EXTRACTED INFORMATION:
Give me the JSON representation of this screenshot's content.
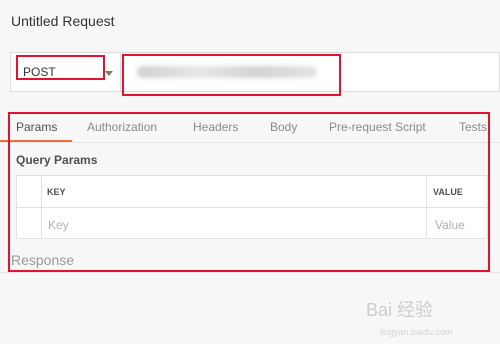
{
  "window": {
    "title": "Untitled Request"
  },
  "request": {
    "method": "POST",
    "url_value": ""
  },
  "tabs": [
    {
      "label": "Params",
      "active": true
    },
    {
      "label": "Authorization",
      "active": false
    },
    {
      "label": "Headers",
      "active": false
    },
    {
      "label": "Body",
      "active": false
    },
    {
      "label": "Pre-request Script",
      "active": false
    },
    {
      "label": "Tests",
      "active": false
    }
  ],
  "params": {
    "section_title": "Query Params",
    "headers": [
      "KEY",
      "VALUE"
    ],
    "placeholders": [
      "Key",
      "Value"
    ]
  },
  "response": {
    "label": "Response"
  },
  "colors": {
    "accent": "#f26b3a",
    "highlight_red": "#e3122e"
  },
  "watermark": {
    "text": "Bai 经验",
    "sub": "jingyan.baidu.com"
  }
}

EXERCISE BRIEF:
Exactly reproduce each record, leaving out any pictures.

EXERCISE SOLUTION:
Give me the JSON representation of this screenshot's content.
{
  "window": {
    "title": "Untitled Request"
  },
  "request": {
    "method": "POST",
    "url_value": ""
  },
  "tabs": [
    {
      "label": "Params",
      "active": true
    },
    {
      "label": "Authorization",
      "active": false
    },
    {
      "label": "Headers",
      "active": false
    },
    {
      "label": "Body",
      "active": false
    },
    {
      "label": "Pre-request Script",
      "active": false
    },
    {
      "label": "Tests",
      "active": false
    }
  ],
  "params": {
    "section_title": "Query Params",
    "headers": [
      "KEY",
      "VALUE"
    ],
    "placeholders": [
      "Key",
      "Value"
    ]
  },
  "response": {
    "label": "Response"
  },
  "colors": {
    "accent": "#f26b3a",
    "highlight_red": "#e3122e"
  },
  "watermark": {
    "text": "Bai 经验",
    "sub": "jingyan.baidu.com"
  }
}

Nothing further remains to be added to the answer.